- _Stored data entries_
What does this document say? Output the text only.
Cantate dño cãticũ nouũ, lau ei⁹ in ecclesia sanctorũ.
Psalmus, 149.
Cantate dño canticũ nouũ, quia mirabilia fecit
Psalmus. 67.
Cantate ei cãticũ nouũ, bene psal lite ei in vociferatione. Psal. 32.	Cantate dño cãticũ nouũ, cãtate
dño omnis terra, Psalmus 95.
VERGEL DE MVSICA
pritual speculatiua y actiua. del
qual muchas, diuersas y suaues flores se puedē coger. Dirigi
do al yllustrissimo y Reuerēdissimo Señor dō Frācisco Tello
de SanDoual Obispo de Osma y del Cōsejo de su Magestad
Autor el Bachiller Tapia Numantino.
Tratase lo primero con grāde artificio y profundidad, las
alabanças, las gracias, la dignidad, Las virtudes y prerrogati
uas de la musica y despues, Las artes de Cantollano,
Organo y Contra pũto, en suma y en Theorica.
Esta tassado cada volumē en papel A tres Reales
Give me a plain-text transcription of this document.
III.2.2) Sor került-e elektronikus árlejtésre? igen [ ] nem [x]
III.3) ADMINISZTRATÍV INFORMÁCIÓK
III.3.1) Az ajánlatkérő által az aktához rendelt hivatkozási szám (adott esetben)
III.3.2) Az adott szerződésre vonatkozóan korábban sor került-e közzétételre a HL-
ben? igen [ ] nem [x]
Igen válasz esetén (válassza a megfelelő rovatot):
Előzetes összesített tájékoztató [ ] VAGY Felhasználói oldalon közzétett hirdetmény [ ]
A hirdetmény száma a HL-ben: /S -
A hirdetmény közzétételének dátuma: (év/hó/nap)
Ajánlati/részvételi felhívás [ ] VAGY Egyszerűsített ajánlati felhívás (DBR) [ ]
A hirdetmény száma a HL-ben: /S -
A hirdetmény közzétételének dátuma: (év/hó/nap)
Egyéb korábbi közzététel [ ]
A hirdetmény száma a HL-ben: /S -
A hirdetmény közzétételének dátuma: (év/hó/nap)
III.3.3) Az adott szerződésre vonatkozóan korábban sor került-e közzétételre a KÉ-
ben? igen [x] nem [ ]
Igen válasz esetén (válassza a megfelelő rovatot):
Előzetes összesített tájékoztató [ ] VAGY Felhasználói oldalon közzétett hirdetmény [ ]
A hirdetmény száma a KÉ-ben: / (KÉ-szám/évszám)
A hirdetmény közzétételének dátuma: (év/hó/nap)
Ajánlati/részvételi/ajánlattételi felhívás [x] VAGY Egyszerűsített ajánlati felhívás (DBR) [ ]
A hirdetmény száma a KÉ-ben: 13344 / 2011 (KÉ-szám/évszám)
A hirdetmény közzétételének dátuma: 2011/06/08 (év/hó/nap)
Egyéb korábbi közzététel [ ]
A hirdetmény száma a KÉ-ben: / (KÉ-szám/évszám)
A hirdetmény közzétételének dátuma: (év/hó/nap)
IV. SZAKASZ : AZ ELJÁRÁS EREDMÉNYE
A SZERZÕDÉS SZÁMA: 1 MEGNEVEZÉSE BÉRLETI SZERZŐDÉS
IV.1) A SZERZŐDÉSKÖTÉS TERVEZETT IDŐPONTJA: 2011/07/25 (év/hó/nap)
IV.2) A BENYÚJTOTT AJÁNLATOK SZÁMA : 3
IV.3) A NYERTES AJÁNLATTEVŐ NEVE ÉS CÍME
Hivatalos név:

- _EXERCISE TASK_
Above are the records; copy all of them exactly.

- _EXPECTED OUTPUT_
What does this document say? Output the text only.
Cantate dño cãticũ nouũ, lau ei⁹ in ecclesia sanctorũ.
Psalmus, 149.
Cantate dño canticũ nouũ, quia mirabilia fecit
Psalmus. 67.
Cantate ei cãticũ nouũ, bene psal lite ei in vociferatione. Psal. 32.	Cantate dño cãticũ nouũ, cãtate
dño omnis terra, Psalmus 95.
VERGEL DE MVSICA
pritual speculatiua y actiua. del
qual muchas, diuersas y suaues flores se puedē coger. Dirigi
do al yllustrissimo y Reuerēdissimo Señor dō Frācisco Tello
de SanDoual Obispo de Osma y del Cōsejo de su Magestad
Autor el Bachiller Tapia Numantino.
Tratase lo primero con grāde artificio y profundidad, las
alabanças, las gracias, la dignidad, Las virtudes y prerrogati
uas de la musica y despues, Las artes de Cantollano,
Organo y Contra pũto, en suma y en Theorica.
Esta tassado cada volumē en papel A tres Reales
Give me a plain-text transcription of this document.
III.2.2) Sor került-e elektronikus árlejtésre? igen [ ] nem [x]
III.3) ADMINISZTRATÍV INFORMÁCIÓK
III.3.1) Az ajánlatkérő által az aktához rendelt hivatkozási szám (adott esetben)
III.3.2) Az adott szerződésre vonatkozóan korábban sor került-e közzétételre a HL-
ben? igen [ ] nem [x]
Igen válasz esetén (válassza a megfelelő rovatot):
Előzetes összesített tájékoztató [ ] VAGY Felhasználói oldalon közzétett hirdetmény [ ]
A hirdetmény száma a HL-ben: /S -
A hirdetmény közzétételének dátuma: (év/hó/nap)
Ajánlati/részvételi felhívás [ ] VAGY Egyszerűsített ajánlati felhívás (DBR) [ ]
A hirdetmény száma a HL-ben: /S -
A hirdetmény közzétételének dátuma: (év/hó/nap)
Egyéb korábbi közzététel [ ]
A hirdetmény száma a HL-ben: /S -
A hirdetmény közzétételének dátuma: (év/hó/nap)
III.3.3) Az adott szerződésre vonatkozóan korábban sor került-e közzétételre a KÉ-
ben? igen [x] nem [ ]
Igen válasz esetén (válassza a megfelelő rovatot):
Előzetes összesített tájékoztató [ ] VAGY Felhasználói oldalon közzétett hirdetmény [ ]
A hirdetmény száma a KÉ-ben: / (KÉ-szám/évszám)
A hirdetmény közzétételének dátuma: (év/hó/nap)
Ajánlati/részvételi/ajánlattételi felhívás [x] VAGY Egyszerűsített ajánlati felhívás (DBR) [ ]
A hirdetmény száma a KÉ-ben: 13344 / 2011 (KÉ-szám/évszám)
A hirdetmény közzétételének dátuma: 2011/06/08 (év/hó/nap)
Egyéb korábbi közzététel [ ]
A hirdetmény száma a KÉ-ben: / (KÉ-szám/évszám)
A hirdetmény közzétételének dátuma: (év/hó/nap)
IV. SZAKASZ : AZ ELJÁRÁS EREDMÉNYE
A SZERZÕDÉS SZÁMA: 1 MEGNEVEZÉSE BÉRLETI SZERZŐDÉS
IV.1) A SZERZŐDÉSKÖTÉS TERVEZETT IDŐPONTJA: 2011/07/25 (év/hó/nap)
IV.2) A BENYÚJTOTT AJÁNLATOK SZÁMA : 3
IV.3) A NYERTES AJÁNLATTEVŐ NEVE ÉS CÍME
Hivatalos név:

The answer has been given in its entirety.